• [QUOTED TEXT]
It seemed to me that a separate term for foot stomping cheers was (and is still) needed because the textual structures & performance styles of foot stomping cheers is different from that of mainstream children's cheerleader cheers. Foot stomping cheers is a group/consecutive soloist form of call and response. What I mean by "group/consecutive soloist" is that the group voice comes first, and is followed by a response from a soloist. Also, each member of the group has one equal turn as soloist after each rendition of the cheer. Historically, the movement routine that accompanies these cheers closely resembles the steppin' movements of historically Black Greek letter steppin.

In addition, while "mainstream" cheerleader cheers were/are mostly performed by White community and school based cheerleading squads during athletic games, historically foot stomping cheers were/are performed as informally performed by pre-teen and younger Black and/or Hispanic girls. That said, "foot stomping cheers" can be considered as a sub-set of the general category of cheerleader cheers. Also, an increasing number of school and community "mainstream" children's cheerleader squad are performing what appears to me to be mostly modified versions of some foot stomping years.

• [EXERCISE SET]
- a) Answer these about the text on foot stomping cheers, one line each:
(i) What kind of call and response are foot stomping cheers?
(ii) Which steppin' do their movement routines historically resemble?
(iii) Who historically performed foot stomping cheers?
- b) Can you turn the paragraph of the text on foot stomping cheers that begins "It seemed to me that a separate term" into a short list that keeps its main facts?

• [INFORMATION PROVIDED]
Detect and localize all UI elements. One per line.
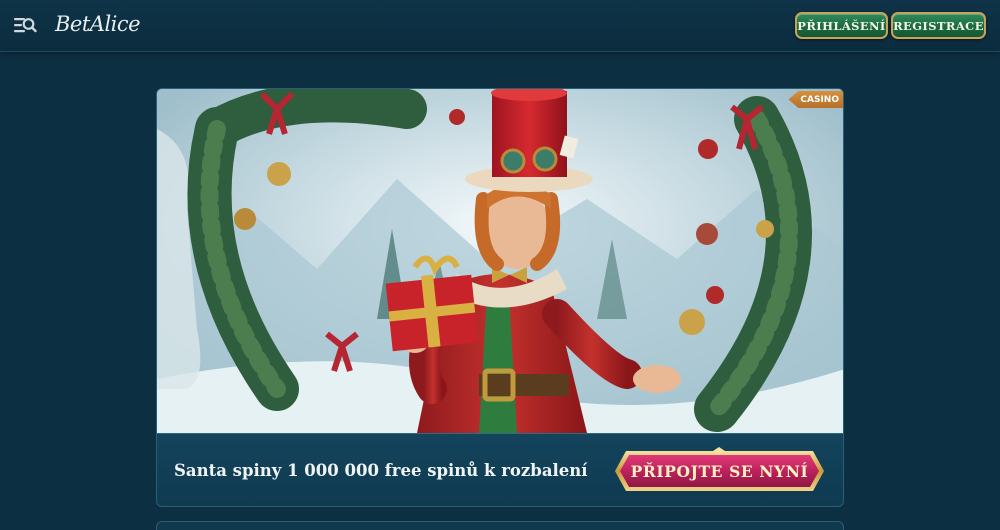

• [THE ANSWERS]
- a)
(i) A group/consecutive soloist form of call and response.
(ii) The steppin' movements of historically Black Greek letter steppin.
(iii) Pre-teen and younger Black and/or Hispanic girls.

- b)
- Foot stomping cheers need a separate term because their textual structures and performance styles differ from mainstream children's cheerleader cheers.
- They are a group/consecutive soloist form of call and response.
- The group voice comes first, followed by a response from a soloist.
- Each group member gets one equal turn as soloist after each rendition of the cheer.
- Their movement routines historically resemble the steppin' movements of historically Black Greek letter steppin.